WHAT IS NEEDED:
Determine how many lines of the entries contain "correlations". Reply with that number alone.

-- Begin --

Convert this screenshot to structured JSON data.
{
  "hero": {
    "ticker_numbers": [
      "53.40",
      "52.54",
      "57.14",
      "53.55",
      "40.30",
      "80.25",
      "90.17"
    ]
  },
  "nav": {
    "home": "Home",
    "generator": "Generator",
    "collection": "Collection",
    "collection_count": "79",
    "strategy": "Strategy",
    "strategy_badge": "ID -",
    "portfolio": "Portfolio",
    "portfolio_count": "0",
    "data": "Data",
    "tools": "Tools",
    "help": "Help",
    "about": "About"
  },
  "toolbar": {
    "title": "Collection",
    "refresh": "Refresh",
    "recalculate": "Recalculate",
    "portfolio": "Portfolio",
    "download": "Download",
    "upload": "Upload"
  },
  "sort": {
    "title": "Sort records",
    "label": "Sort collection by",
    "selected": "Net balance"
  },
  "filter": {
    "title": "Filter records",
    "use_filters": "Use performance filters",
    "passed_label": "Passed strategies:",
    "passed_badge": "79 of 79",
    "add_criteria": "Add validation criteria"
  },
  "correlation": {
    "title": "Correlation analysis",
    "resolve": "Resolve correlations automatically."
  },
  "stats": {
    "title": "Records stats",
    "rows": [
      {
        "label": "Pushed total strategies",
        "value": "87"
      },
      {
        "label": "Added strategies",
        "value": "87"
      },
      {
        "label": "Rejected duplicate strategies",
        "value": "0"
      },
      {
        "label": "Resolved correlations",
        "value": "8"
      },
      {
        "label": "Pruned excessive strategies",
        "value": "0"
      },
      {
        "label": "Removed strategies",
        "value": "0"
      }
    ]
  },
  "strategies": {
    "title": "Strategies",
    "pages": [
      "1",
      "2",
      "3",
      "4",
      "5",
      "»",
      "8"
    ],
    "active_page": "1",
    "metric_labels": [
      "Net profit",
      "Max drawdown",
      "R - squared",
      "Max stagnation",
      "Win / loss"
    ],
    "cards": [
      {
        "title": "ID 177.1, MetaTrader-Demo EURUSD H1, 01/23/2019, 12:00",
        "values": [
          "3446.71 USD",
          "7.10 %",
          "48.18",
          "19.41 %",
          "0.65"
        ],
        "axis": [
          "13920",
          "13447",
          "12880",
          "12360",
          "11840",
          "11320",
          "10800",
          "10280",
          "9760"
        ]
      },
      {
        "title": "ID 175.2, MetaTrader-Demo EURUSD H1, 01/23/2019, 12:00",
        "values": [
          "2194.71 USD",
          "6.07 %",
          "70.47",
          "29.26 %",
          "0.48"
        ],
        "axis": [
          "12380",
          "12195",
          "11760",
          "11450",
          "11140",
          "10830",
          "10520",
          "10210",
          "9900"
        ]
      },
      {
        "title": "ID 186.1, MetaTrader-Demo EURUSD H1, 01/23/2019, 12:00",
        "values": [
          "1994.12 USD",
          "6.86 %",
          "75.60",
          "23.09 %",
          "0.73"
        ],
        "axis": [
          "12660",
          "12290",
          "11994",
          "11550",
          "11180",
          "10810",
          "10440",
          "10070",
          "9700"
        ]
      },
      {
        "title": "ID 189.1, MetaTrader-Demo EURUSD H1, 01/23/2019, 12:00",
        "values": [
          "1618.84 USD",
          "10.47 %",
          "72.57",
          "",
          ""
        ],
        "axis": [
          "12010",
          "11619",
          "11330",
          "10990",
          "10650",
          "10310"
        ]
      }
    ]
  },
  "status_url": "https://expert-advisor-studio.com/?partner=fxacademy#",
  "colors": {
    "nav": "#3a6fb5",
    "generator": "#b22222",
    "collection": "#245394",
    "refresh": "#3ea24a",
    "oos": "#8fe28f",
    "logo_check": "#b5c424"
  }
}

-- End --

EXERCISE RESULT:
2